Every record should be written out exactly, with the pictures left out.
******************************
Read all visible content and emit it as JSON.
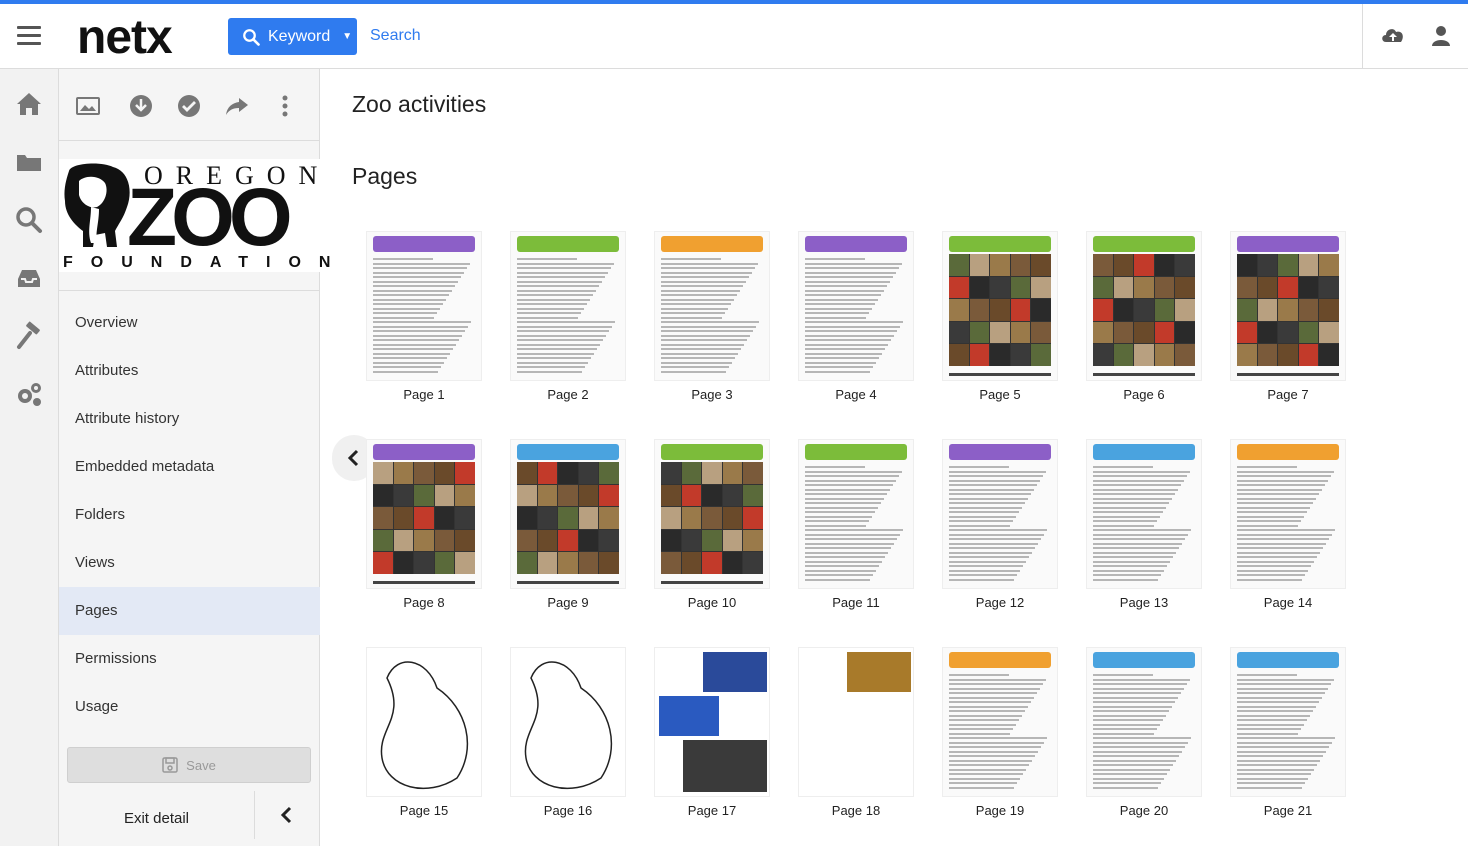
{
  "header": {
    "brand": "netx",
    "keyword_label": "Keyword",
    "search_label": "Search"
  },
  "panel": {
    "brand": {
      "top": "OREGON",
      "middle": "ZOO",
      "bottom": "FOUNDATION"
    },
    "nav": [
      {
        "label": "Overview",
        "active": false
      },
      {
        "label": "Attributes",
        "active": false
      },
      {
        "label": "Attribute history",
        "active": false
      },
      {
        "label": "Embedded metadata",
        "active": false
      },
      {
        "label": "Folders",
        "active": false
      },
      {
        "label": "Views",
        "active": false
      },
      {
        "label": "Pages",
        "active": true
      },
      {
        "label": "Permissions",
        "active": false
      },
      {
        "label": "Usage",
        "active": false
      }
    ],
    "save_label": "Save",
    "exit_label": "Exit detail"
  },
  "main": {
    "title": "Zoo activities",
    "section_title": "Pages",
    "pages": [
      {
        "label": "Page 1",
        "kind": "doc",
        "color": "#8c5fc7"
      },
      {
        "label": "Page 2",
        "kind": "doc",
        "color": "#7cbc3a"
      },
      {
        "label": "Page 3",
        "kind": "doc",
        "color": "#f0a030"
      },
      {
        "label": "Page 4",
        "kind": "doc",
        "color": "#8c5fc7"
      },
      {
        "label": "Page 5",
        "kind": "bingo",
        "color": "#7cbc3a"
      },
      {
        "label": "Page 6",
        "kind": "bingo",
        "color": "#7cbc3a"
      },
      {
        "label": "Page 7",
        "kind": "bingo",
        "color": "#8c5fc7"
      },
      {
        "label": "Page 8",
        "kind": "bingo",
        "color": "#8c5fc7"
      },
      {
        "label": "Page 9",
        "kind": "bingo",
        "color": "#4aa3df"
      },
      {
        "label": "Page 10",
        "kind": "bingo",
        "color": "#7cbc3a"
      },
      {
        "label": "Page 11",
        "kind": "doc",
        "color": "#7cbc3a"
      },
      {
        "label": "Page 12",
        "kind": "doc",
        "color": "#8c5fc7"
      },
      {
        "label": "Page 13",
        "kind": "doc",
        "color": "#4aa3df"
      },
      {
        "label": "Page 14",
        "kind": "doc",
        "color": "#f0a030"
      },
      {
        "label": "Page 15",
        "kind": "cutout",
        "color": "#333333"
      },
      {
        "label": "Page 16",
        "kind": "cutout",
        "color": "#333333"
      },
      {
        "label": "Page 17",
        "kind": "photo",
        "color": "#2a4a9a"
      },
      {
        "label": "Page 18",
        "kind": "photo",
        "color": "#a87a2a"
      },
      {
        "label": "Page 19",
        "kind": "doc",
        "color": "#f0a030"
      },
      {
        "label": "Page 20",
        "kind": "doc",
        "color": "#4aa3df"
      },
      {
        "label": "Page 21",
        "kind": "doc",
        "color": "#4aa3df"
      }
    ]
  },
  "colors": {
    "accent": "#2f7bef",
    "active_nav": "#e3e9f5"
  }
}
******************************
Written answer
Read all visible content and emit it as JSON.
{
  "header": {
    "brand": "netx",
    "keyword_label": "Keyword",
    "search_label": "Search"
  },
  "panel": {
    "brand": {
      "top": "OREGON",
      "middle": "ZOO",
      "bottom": "FOUNDATION"
    },
    "nav": [
      {
        "label": "Overview",
        "active": false
      },
      {
        "label": "Attributes",
        "active": false
      },
      {
        "label": "Attribute history",
        "active": false
      },
      {
        "label": "Embedded metadata",
        "active": false
      },
      {
        "label": "Folders",
        "active": false
      },
      {
        "label": "Views",
        "active": false
      },
      {
        "label": "Pages",
        "active": true
      },
      {
        "label": "Permissions",
        "active": false
      },
      {
        "label": "Usage",
        "active": false
      }
    ],
    "save_label": "Save",
    "exit_label": "Exit detail"
  },
  "main": {
    "title": "Zoo activities",
    "section_title": "Pages",
    "pages": [
      {
        "label": "Page 1",
        "kind": "doc",
        "color": "#8c5fc7"
      },
      {
        "label": "Page 2",
        "kind": "doc",
        "color": "#7cbc3a"
      },
      {
        "label": "Page 3",
        "kind": "doc",
        "color": "#f0a030"
      },
      {
        "label": "Page 4",
        "kind": "doc",
        "color": "#8c5fc7"
      },
      {
        "label": "Page 5",
        "kind": "bingo",
        "color": "#7cbc3a"
      },
      {
        "label": "Page 6",
        "kind": "bingo",
        "color": "#7cbc3a"
      },
      {
        "label": "Page 7",
        "kind": "bingo",
        "color": "#8c5fc7"
      },
      {
        "label": "Page 8",
        "kind": "bingo",
        "color": "#8c5fc7"
      },
      {
        "label": "Page 9",
        "kind": "bingo",
        "color": "#4aa3df"
      },
      {
        "label": "Page 10",
        "kind": "bingo",
        "color": "#7cbc3a"
      },
      {
        "label": "Page 11",
        "kind": "doc",
        "color": "#7cbc3a"
      },
      {
        "label": "Page 12",
        "kind": "doc",
        "color": "#8c5fc7"
      },
      {
        "label": "Page 13",
        "kind": "doc",
        "color": "#4aa3df"
      },
      {
        "label": "Page 14",
        "kind": "doc",
        "color": "#f0a030"
      },
      {
        "label": "Page 15",
        "kind": "cutout",
        "color": "#333333"
      },
      {
        "label": "Page 16",
        "kind": "cutout",
        "color": "#333333"
      },
      {
        "label": "Page 17",
        "kind": "photo",
        "color": "#2a4a9a"
      },
      {
        "label": "Page 18",
        "kind": "photo",
        "color": "#a87a2a"
      },
      {
        "label": "Page 19",
        "kind": "doc",
        "color": "#f0a030"
      },
      {
        "label": "Page 20",
        "kind": "doc",
        "color": "#4aa3df"
      },
      {
        "label": "Page 21",
        "kind": "doc",
        "color": "#4aa3df"
      }
    ]
  },
  "colors": {
    "accent": "#2f7bef",
    "active_nav": "#e3e9f5"
  }
}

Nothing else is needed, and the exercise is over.